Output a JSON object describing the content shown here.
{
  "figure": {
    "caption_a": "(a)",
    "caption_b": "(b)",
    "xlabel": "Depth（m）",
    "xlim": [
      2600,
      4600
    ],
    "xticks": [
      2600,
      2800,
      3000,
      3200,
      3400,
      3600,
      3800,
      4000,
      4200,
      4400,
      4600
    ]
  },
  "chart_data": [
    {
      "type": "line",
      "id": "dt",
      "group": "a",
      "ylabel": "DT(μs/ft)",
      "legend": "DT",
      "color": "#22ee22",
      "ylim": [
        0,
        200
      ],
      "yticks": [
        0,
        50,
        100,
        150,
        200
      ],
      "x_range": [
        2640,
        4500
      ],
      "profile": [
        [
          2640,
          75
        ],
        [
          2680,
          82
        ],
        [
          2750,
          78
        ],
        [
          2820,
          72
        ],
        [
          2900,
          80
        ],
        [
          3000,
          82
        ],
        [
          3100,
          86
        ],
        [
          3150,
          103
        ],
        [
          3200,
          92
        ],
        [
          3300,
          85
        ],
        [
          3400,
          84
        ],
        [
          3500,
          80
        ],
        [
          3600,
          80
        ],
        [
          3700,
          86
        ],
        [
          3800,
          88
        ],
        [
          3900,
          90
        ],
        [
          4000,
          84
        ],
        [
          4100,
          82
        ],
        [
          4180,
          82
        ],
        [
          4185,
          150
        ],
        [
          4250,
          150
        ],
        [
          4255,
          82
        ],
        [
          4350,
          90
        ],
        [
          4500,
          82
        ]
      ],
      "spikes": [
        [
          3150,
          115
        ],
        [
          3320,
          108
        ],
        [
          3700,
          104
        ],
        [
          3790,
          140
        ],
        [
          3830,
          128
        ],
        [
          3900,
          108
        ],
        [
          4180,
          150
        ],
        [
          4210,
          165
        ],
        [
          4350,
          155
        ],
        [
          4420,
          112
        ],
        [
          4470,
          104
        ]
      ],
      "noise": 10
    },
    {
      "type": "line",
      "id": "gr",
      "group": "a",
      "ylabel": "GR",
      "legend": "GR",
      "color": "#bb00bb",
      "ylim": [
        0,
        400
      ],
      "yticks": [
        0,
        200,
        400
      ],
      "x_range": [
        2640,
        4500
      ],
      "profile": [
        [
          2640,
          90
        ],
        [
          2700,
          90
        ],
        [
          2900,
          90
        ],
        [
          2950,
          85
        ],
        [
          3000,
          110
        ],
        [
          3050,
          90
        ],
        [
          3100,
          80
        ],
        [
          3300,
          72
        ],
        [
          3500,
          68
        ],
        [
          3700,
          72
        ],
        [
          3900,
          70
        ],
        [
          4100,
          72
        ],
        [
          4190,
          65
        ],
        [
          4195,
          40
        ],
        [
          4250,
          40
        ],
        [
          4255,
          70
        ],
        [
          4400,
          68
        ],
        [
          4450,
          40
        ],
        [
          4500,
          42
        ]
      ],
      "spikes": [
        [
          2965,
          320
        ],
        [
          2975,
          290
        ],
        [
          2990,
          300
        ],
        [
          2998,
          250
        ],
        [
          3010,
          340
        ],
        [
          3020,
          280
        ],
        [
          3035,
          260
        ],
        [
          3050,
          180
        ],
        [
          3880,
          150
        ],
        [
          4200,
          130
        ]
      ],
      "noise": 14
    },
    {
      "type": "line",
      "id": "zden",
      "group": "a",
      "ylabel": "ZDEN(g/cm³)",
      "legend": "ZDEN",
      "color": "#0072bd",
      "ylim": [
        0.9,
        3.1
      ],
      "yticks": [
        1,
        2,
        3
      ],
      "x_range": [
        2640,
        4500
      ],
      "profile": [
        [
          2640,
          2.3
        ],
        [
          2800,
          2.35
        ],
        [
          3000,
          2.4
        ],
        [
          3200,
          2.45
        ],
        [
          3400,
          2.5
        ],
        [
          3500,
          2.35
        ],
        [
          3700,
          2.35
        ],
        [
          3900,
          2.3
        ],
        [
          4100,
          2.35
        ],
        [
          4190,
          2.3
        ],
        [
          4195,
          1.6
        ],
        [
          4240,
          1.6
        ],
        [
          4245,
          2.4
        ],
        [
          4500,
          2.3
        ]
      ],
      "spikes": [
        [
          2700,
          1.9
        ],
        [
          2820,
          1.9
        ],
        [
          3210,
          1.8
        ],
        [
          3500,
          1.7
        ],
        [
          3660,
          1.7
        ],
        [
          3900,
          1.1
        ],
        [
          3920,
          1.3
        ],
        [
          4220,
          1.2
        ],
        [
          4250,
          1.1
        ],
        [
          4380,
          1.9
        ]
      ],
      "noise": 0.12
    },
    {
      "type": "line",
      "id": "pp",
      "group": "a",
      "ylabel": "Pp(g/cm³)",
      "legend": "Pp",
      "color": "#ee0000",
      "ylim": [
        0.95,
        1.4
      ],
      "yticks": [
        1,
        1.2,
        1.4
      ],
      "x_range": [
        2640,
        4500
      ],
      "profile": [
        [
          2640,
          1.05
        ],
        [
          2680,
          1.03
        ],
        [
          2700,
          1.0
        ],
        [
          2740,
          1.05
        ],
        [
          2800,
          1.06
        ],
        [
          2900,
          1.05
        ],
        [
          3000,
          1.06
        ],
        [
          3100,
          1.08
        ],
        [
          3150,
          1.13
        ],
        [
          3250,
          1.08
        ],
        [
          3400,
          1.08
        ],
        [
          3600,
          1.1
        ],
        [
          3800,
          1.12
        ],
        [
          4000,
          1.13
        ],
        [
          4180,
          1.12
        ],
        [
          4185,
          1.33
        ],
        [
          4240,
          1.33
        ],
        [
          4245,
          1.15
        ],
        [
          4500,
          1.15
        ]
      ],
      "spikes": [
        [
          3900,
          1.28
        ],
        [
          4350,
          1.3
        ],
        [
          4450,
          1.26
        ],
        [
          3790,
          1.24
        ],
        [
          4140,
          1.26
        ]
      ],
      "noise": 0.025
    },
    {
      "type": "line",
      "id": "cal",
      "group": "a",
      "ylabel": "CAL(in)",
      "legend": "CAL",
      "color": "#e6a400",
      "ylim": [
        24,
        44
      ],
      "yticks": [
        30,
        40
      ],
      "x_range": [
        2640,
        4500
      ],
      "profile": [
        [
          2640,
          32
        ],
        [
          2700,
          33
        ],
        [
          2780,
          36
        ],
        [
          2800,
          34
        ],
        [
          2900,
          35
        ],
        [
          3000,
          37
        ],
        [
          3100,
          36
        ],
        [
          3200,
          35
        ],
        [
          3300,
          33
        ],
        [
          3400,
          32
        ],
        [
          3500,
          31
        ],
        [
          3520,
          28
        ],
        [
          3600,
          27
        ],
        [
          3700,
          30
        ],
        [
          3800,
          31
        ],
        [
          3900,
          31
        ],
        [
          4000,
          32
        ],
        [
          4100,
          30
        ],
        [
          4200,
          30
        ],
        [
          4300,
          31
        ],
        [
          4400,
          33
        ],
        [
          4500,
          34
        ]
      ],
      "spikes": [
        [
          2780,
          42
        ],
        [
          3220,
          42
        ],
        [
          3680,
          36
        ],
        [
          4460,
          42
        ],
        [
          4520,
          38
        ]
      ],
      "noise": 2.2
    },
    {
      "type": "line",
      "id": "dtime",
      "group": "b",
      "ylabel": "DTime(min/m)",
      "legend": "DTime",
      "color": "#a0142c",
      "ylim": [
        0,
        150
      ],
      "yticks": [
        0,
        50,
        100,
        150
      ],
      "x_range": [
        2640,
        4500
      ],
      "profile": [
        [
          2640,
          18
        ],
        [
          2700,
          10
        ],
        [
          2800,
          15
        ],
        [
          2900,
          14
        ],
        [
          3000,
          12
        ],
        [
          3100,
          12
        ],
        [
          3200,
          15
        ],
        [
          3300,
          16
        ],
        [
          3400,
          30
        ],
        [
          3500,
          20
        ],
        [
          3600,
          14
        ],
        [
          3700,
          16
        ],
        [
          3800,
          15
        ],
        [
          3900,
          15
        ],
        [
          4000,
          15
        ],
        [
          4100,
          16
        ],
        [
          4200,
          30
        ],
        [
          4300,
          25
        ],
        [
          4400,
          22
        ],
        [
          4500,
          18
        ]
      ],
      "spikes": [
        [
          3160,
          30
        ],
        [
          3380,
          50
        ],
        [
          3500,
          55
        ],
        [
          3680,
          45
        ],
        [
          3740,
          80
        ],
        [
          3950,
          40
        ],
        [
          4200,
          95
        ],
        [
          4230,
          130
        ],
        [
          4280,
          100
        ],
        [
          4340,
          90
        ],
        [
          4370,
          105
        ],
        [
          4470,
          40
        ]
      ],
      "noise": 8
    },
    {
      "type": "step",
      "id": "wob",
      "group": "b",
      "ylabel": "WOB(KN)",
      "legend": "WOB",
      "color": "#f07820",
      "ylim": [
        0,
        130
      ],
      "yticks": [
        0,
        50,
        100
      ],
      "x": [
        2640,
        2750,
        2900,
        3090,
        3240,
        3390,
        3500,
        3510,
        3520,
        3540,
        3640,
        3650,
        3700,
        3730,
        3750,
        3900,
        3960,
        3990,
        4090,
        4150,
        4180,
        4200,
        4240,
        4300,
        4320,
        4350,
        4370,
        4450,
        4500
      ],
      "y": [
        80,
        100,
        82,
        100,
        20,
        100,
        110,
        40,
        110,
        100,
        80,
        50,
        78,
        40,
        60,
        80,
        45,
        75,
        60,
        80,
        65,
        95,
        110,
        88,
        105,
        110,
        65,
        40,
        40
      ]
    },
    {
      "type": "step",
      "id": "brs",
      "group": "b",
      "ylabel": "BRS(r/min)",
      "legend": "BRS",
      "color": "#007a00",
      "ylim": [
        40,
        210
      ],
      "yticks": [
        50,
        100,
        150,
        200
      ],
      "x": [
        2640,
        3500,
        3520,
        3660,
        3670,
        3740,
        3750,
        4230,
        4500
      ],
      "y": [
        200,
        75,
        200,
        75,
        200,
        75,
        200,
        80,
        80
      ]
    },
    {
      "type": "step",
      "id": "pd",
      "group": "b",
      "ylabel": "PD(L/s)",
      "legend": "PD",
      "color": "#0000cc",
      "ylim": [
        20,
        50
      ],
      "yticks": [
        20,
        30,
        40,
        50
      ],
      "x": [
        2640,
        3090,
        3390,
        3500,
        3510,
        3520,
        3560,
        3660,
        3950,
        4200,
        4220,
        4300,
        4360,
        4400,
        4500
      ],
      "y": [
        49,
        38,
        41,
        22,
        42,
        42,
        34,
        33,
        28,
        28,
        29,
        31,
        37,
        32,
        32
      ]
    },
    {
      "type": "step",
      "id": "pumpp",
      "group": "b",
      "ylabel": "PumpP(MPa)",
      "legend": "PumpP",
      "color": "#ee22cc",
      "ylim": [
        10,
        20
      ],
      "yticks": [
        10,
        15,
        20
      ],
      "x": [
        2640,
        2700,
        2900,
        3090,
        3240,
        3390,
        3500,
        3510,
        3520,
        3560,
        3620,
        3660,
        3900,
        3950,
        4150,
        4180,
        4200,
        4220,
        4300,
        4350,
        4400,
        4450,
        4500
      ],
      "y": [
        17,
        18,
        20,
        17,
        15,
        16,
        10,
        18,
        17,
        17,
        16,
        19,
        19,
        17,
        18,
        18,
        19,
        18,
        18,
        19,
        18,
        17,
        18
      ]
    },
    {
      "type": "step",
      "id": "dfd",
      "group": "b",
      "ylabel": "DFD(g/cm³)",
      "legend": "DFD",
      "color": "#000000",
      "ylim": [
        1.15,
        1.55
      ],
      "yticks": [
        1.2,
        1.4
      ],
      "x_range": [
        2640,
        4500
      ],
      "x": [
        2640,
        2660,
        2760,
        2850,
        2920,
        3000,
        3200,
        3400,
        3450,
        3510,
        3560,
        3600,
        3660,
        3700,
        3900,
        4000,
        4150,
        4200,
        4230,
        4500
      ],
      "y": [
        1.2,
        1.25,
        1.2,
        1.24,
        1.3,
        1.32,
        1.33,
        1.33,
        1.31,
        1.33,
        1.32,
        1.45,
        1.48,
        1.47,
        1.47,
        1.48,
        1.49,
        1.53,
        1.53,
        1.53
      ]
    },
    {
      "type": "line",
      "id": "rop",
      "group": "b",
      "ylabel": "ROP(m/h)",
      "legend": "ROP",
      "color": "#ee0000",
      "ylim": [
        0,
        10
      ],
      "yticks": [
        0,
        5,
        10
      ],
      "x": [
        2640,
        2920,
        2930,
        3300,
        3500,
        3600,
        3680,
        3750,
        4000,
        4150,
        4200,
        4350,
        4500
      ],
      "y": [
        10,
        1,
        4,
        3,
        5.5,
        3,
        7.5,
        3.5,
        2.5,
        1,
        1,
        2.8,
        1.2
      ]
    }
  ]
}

▸ **Your instructions**
Pull out every line in the material above where "legend" occurs.

▸ **Problem solution**
      "legend": "DT",
      "legend": "GR",
      "legend": "ZDEN",
      "legend": "Pp",
      "legend": "CAL",
      "legend": "DTime",
      "legend": "WOB",
      "legend": "BRS",
      "legend": "PD",
      "legend": "PumpP",
      "legend": "DFD",
      "legend": "ROP",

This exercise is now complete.